Set down the entries below exactly; drop the pictures.

• _SOURCE RECORDS_:
>>>

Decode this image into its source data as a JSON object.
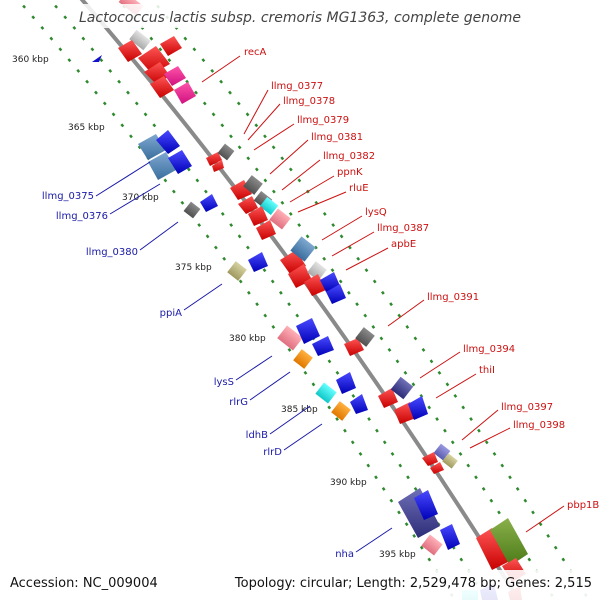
{
  "title": "Lactococcus lactis subsp. cremoris MG1363, complete genome",
  "accession": "Accession: NC_009004",
  "topology": "Topology: circular; Length: 2,529,478 bp; Genes: 2,515",
  "colors": {
    "backbone": "#888888",
    "forward_label": "#cc1111",
    "reverse_label": "#1a1aa8",
    "dash": "#2f8a2f"
  },
  "ticks": [
    "360 kbp",
    "365 kbp",
    "370 kbp",
    "375 kbp",
    "380 kbp",
    "385 kbp",
    "390 kbp",
    "395 kbp"
  ],
  "forward_labels": [
    "recA",
    "llmg_0377",
    "llmg_0378",
    "llmg_0379",
    "llmg_0381",
    "llmg_0382",
    "ppnK",
    "rluE",
    "lysQ",
    "llmg_0387",
    "apbE",
    "llmg_0391",
    "llmg_0394",
    "thiI",
    "llmg_0397",
    "llmg_0398",
    "pbp1B"
  ],
  "reverse_labels": [
    "llmg_0375",
    "llmg_0376",
    "llmg_0380",
    "ppiA",
    "lysS",
    "rlrG",
    "ldhB",
    "rlrD",
    "nha"
  ]
}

<<<

• _TASK OUTPUT_:
Decode this image into its source data as a JSON object.
{
  "title": "Lactococcus lactis subsp. cremoris MG1363, complete genome",
  "accession": "Accession: NC_009004",
  "topology": "Topology: circular; Length: 2,529,478 bp; Genes: 2,515",
  "colors": {
    "backbone": "#888888",
    "forward_label": "#cc1111",
    "reverse_label": "#1a1aa8",
    "dash": "#2f8a2f"
  },
  "ticks": [
    "360 kbp",
    "365 kbp",
    "370 kbp",
    "375 kbp",
    "380 kbp",
    "385 kbp",
    "390 kbp",
    "395 kbp"
  ],
  "forward_labels": [
    "recA",
    "llmg_0377",
    "llmg_0378",
    "llmg_0379",
    "llmg_0381",
    "llmg_0382",
    "ppnK",
    "rluE",
    "lysQ",
    "llmg_0387",
    "apbE",
    "llmg_0391",
    "llmg_0394",
    "thiI",
    "llmg_0397",
    "llmg_0398",
    "pbp1B"
  ],
  "reverse_labels": [
    "llmg_0375",
    "llmg_0376",
    "llmg_0380",
    "ppiA",
    "lysS",
    "rlrG",
    "ldhB",
    "rlrD",
    "nha"
  ]
}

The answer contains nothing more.